-- START MATERIAL FOR THE TASK --
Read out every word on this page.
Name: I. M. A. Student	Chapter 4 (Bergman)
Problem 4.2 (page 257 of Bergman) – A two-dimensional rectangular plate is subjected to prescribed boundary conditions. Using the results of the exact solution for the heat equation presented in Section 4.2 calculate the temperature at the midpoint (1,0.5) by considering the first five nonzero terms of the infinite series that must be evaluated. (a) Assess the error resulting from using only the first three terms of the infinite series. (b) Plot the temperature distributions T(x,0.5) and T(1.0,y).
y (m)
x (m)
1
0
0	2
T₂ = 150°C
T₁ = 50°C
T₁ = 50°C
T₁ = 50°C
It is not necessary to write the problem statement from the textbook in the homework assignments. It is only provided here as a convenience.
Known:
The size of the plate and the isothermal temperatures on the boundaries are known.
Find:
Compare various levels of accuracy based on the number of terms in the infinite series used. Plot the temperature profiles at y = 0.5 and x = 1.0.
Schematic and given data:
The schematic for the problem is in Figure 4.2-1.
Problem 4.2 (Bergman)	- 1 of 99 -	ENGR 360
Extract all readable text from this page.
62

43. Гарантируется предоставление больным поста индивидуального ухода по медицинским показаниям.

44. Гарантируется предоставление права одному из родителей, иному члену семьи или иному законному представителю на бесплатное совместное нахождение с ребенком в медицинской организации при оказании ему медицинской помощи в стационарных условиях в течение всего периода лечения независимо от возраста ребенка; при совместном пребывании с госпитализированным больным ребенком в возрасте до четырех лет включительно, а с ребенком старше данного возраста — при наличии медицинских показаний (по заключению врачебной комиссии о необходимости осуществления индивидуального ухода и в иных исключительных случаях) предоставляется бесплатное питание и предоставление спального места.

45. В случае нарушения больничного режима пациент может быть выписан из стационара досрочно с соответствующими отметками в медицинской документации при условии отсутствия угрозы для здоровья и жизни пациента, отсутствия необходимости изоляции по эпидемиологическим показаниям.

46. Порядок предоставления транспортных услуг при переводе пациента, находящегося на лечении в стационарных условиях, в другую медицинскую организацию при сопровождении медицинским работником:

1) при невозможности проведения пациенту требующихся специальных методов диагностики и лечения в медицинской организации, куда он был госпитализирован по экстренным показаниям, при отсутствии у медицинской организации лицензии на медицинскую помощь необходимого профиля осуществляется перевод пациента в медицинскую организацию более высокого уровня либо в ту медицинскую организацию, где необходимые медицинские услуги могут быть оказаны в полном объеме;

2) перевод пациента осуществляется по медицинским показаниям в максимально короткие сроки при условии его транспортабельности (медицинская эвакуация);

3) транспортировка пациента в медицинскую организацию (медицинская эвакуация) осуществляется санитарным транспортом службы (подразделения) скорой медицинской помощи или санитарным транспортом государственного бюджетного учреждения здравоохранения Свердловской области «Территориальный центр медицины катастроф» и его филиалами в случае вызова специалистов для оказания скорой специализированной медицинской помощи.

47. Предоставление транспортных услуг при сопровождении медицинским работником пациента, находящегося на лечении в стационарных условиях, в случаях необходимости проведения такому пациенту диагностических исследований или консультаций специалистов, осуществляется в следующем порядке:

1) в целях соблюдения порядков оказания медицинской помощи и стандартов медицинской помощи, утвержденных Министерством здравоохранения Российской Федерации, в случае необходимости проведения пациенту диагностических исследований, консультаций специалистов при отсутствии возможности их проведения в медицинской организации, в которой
-- END MATERIAL FOR THE TASK --
-- START MATERIAL FOR THE TASK --
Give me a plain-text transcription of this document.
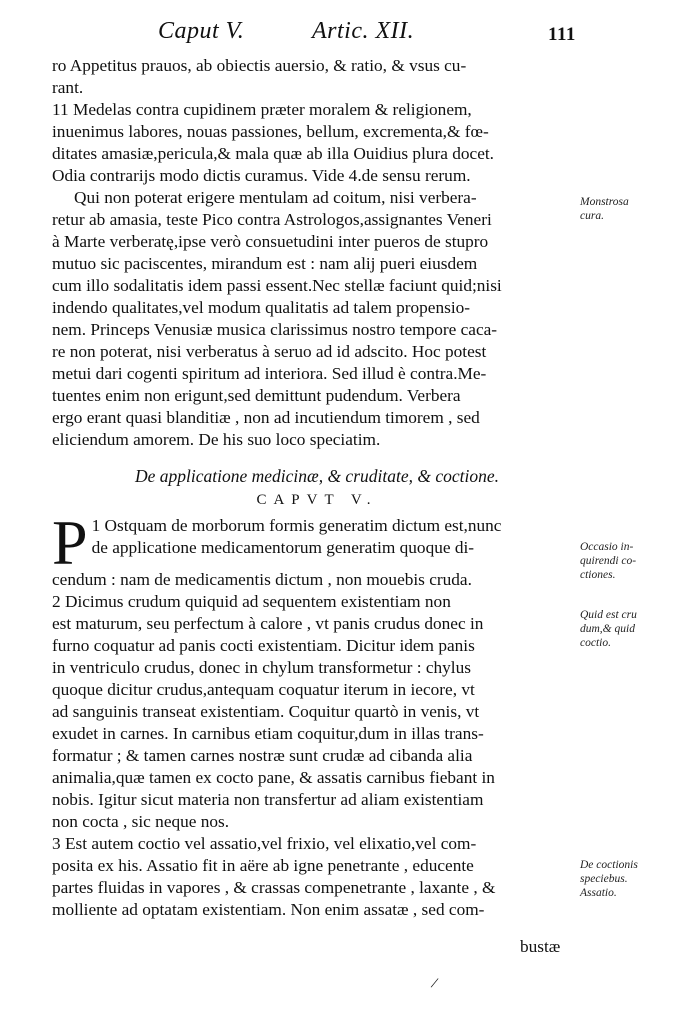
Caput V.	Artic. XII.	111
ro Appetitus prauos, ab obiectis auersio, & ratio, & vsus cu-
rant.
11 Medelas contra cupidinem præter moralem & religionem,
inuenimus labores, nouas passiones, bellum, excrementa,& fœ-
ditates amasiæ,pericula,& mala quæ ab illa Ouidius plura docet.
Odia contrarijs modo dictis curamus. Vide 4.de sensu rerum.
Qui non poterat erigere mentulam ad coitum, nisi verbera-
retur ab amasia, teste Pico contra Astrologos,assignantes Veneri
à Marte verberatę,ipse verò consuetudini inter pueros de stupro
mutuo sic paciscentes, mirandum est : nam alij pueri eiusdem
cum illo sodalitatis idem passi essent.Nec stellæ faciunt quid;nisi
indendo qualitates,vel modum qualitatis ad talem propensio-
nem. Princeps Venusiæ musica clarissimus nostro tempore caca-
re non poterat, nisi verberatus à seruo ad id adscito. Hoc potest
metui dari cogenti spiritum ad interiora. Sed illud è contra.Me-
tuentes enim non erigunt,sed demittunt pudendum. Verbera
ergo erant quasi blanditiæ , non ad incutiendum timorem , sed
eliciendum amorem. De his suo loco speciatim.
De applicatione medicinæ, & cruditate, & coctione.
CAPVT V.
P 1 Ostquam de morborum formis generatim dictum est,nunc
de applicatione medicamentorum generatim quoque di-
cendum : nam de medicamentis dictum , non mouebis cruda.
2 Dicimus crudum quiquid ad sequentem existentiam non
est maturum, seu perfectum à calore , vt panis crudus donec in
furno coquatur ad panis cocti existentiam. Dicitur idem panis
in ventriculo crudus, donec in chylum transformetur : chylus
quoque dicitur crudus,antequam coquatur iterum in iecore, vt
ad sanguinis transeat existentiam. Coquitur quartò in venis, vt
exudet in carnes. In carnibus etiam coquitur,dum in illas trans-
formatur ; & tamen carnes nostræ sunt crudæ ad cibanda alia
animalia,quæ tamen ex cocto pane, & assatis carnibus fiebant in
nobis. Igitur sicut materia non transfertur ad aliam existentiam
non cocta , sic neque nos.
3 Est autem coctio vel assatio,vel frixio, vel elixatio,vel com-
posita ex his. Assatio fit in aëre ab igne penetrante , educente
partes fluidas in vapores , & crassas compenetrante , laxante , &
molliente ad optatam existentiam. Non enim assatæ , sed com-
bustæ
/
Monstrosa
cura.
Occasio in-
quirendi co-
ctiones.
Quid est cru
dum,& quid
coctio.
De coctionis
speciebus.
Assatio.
-- END MATERIAL FOR THE TASK --
• _SHORT PROBLEM_
Gather each line of the listing containing the word "лечении" and show it.

• _COMPLETE RESPONSE_
46. Порядок предоставления транспортных услуг при переводе пациента, находящегося на лечении в стационарных условиях, в другую медицинскую организацию при сопровождении медицинским работником:
47. Предоставление транспортных услуг при сопровождении медицинским работником пациента, находящегося на лечении в стационарных условиях, в случаях необходимости проведения такому пациенту диагностических исследований или консультаций специалистов, осуществляется в следующем порядке:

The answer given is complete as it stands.